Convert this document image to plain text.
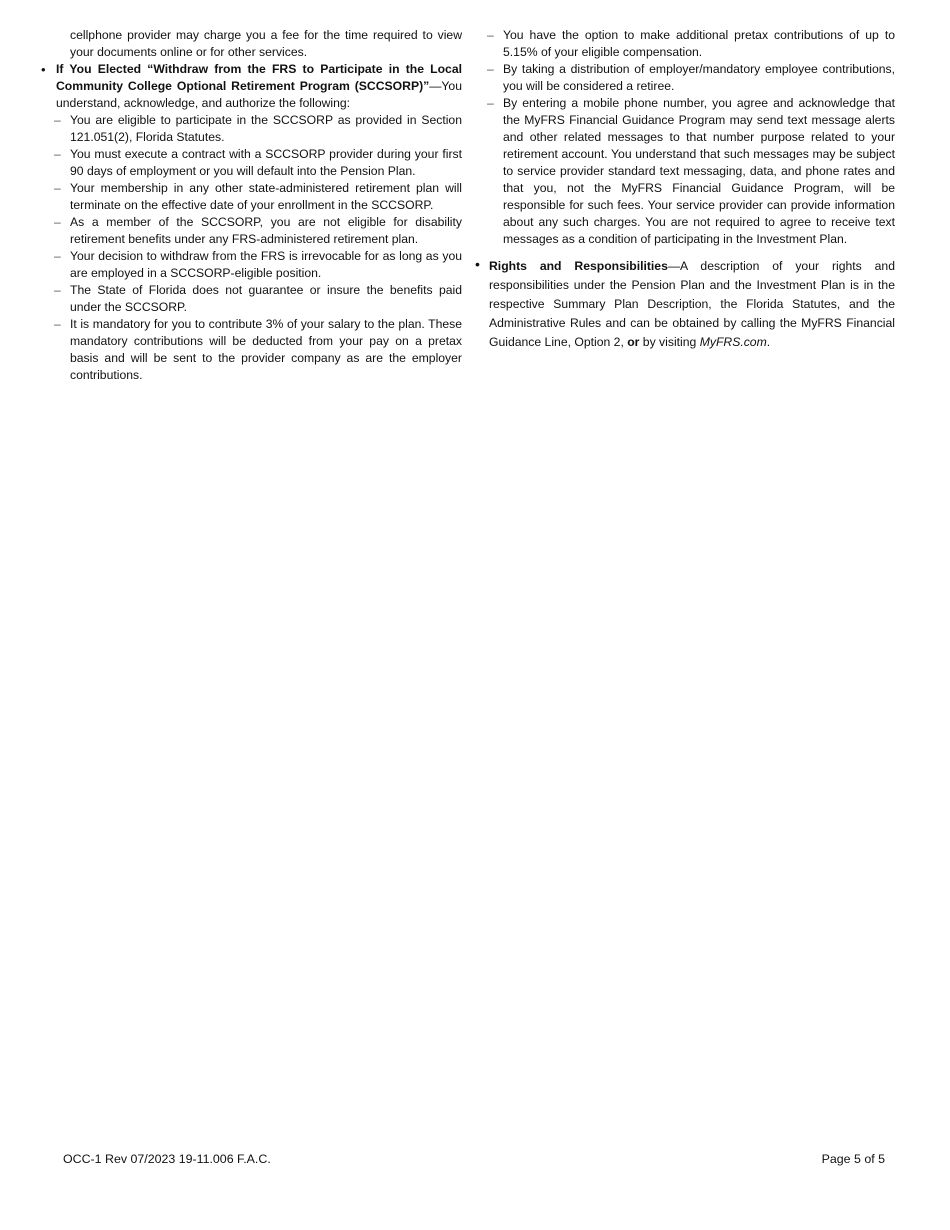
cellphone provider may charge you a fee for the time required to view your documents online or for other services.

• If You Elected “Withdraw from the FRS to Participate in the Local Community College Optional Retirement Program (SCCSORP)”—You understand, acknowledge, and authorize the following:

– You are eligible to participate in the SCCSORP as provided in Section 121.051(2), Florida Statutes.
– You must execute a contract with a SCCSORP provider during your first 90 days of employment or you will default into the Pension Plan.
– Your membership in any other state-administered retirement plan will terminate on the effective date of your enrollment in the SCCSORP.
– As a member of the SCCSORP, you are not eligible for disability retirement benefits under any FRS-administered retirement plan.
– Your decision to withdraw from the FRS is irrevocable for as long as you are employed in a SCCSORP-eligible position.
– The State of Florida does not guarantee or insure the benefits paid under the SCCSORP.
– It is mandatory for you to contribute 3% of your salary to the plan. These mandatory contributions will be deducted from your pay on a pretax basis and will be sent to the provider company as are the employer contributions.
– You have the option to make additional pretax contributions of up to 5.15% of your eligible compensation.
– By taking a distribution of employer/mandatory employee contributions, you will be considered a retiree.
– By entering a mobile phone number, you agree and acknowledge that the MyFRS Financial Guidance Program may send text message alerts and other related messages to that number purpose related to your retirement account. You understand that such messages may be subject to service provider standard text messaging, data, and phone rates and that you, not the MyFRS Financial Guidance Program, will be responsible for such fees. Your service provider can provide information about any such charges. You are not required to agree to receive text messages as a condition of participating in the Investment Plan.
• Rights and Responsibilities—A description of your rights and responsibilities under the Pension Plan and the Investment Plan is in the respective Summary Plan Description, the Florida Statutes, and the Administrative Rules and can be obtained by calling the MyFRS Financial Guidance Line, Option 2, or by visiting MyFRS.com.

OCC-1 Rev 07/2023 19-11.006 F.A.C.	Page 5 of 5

━━━

### What you need to do
Can you restate all the records above word for word while dropping the pictures?

### Exercise solution
Convert this document image to plain text.
cellphone provider may charge you a fee for the time required to view your documents online or for other services.

• If You Elected “Withdraw from the FRS to Participate in the Local Community College Optional Retirement Program (SCCSORP)”—You understand, acknowledge, and authorize the following:

– You are eligible to participate in the SCCSORP as provided in Section 121.051(2), Florida Statutes.
– You must execute a contract with a SCCSORP provider during your first 90 days of employment or you will default into the Pension Plan.
– Your membership in any other state-administered retirement plan will terminate on the effective date of your enrollment in the SCCSORP.
– As a member of the SCCSORP, you are not eligible for disability retirement benefits under any FRS-administered retirement plan.
– Your decision to withdraw from the FRS is irrevocable for as long as you are employed in a SCCSORP-eligible position.
– The State of Florida does not guarantee or insure the benefits paid under the SCCSORP.
– It is mandatory for you to contribute 3% of your salary to the plan. These mandatory contributions will be deducted from your pay on a pretax basis and will be sent to the provider company as are the employer contributions.
– You have the option to make additional pretax contributions of up to 5.15% of your eligible compensation.
– By taking a distribution of employer/mandatory employee contributions, you will be considered a retiree.
– By entering a mobile phone number, you agree and acknowledge that the MyFRS Financial Guidance Program may send text message alerts and other related messages to that number purpose related to your retirement account. You understand that such messages may be subject to service provider standard text messaging, data, and phone rates and that you, not the MyFRS Financial Guidance Program, will be responsible for such fees. Your service provider can provide information about any such charges. You are not required to agree to receive text messages as a condition of participating in the Investment Plan.
• Rights and Responsibilities—A description of your rights and responsibilities under the Pension Plan and the Investment Plan is in the respective Summary Plan Description, the Florida Statutes, and the Administrative Rules and can be obtained by calling the MyFRS Financial Guidance Line, Option 2, or by visiting MyFRS.com.

OCC-1 Rev 07/2023 19-11.006 F.A.C.	Page 5 of 5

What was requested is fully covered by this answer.